> _Goal_: Drop every picture and give the entries back exactly.

> _Items_:
━━━━━━━━

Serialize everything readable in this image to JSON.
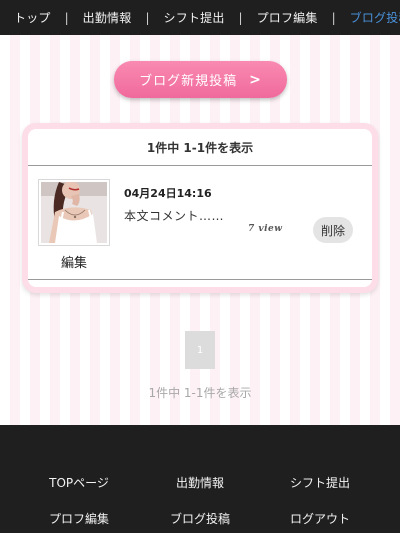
{
  "topnav": {
    "items": [
      {
        "label": "トップ"
      },
      {
        "label": "出勤情報"
      },
      {
        "label": "シフト提出"
      },
      {
        "label": "プロフ編集"
      },
      {
        "label": "ブログ投稿"
      }
    ],
    "separator": "|",
    "active_color": "#4a90d9"
  },
  "new_post_button": {
    "label": "ブログ新規投稿",
    "chevron": ">"
  },
  "card": {
    "header": "1件中 1-1件を表示",
    "posts": [
      {
        "date": "04月24日14:16",
        "body": "本文コメント……",
        "views": "7 view",
        "edit_label": "編集",
        "delete_label": "削除"
      }
    ]
  },
  "pagination": {
    "current_page": "1",
    "summary": "1件中 1-1件を表示"
  },
  "footer": {
    "links": [
      {
        "label": "TOPページ"
      },
      {
        "label": "出勤情報"
      },
      {
        "label": "シフト提出"
      },
      {
        "label": "プロフ編集"
      },
      {
        "label": "ブログ投稿"
      },
      {
        "label": "ログアウト"
      }
    ]
  },
  "colors": {
    "accent_pink": "#f27ca7",
    "dark_bar": "#1f1f1f",
    "card_border": "#fcdde8"
  }
}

━━━━━━━━

> _Reply to the task_:
Serialize everything readable in this image to JSON.
{
  "topnav": {
    "items": [
      {
        "label": "トップ"
      },
      {
        "label": "出勤情報"
      },
      {
        "label": "シフト提出"
      },
      {
        "label": "プロフ編集"
      },
      {
        "label": "ブログ投稿"
      }
    ],
    "separator": "|",
    "active_color": "#4a90d9"
  },
  "new_post_button": {
    "label": "ブログ新規投稿",
    "chevron": ">"
  },
  "card": {
    "header": "1件中 1-1件を表示",
    "posts": [
      {
        "date": "04月24日14:16",
        "body": "本文コメント……",
        "views": "7 view",
        "edit_label": "編集",
        "delete_label": "削除"
      }
    ]
  },
  "pagination": {
    "current_page": "1",
    "summary": "1件中 1-1件を表示"
  },
  "footer": {
    "links": [
      {
        "label": "TOPページ"
      },
      {
        "label": "出勤情報"
      },
      {
        "label": "シフト提出"
      },
      {
        "label": "プロフ編集"
      },
      {
        "label": "ブログ投稿"
      },
      {
        "label": "ログアウト"
      }
    ]
  },
  "colors": {
    "accent_pink": "#f27ca7",
    "dark_bar": "#1f1f1f",
    "card_border": "#fcdde8"
  }
}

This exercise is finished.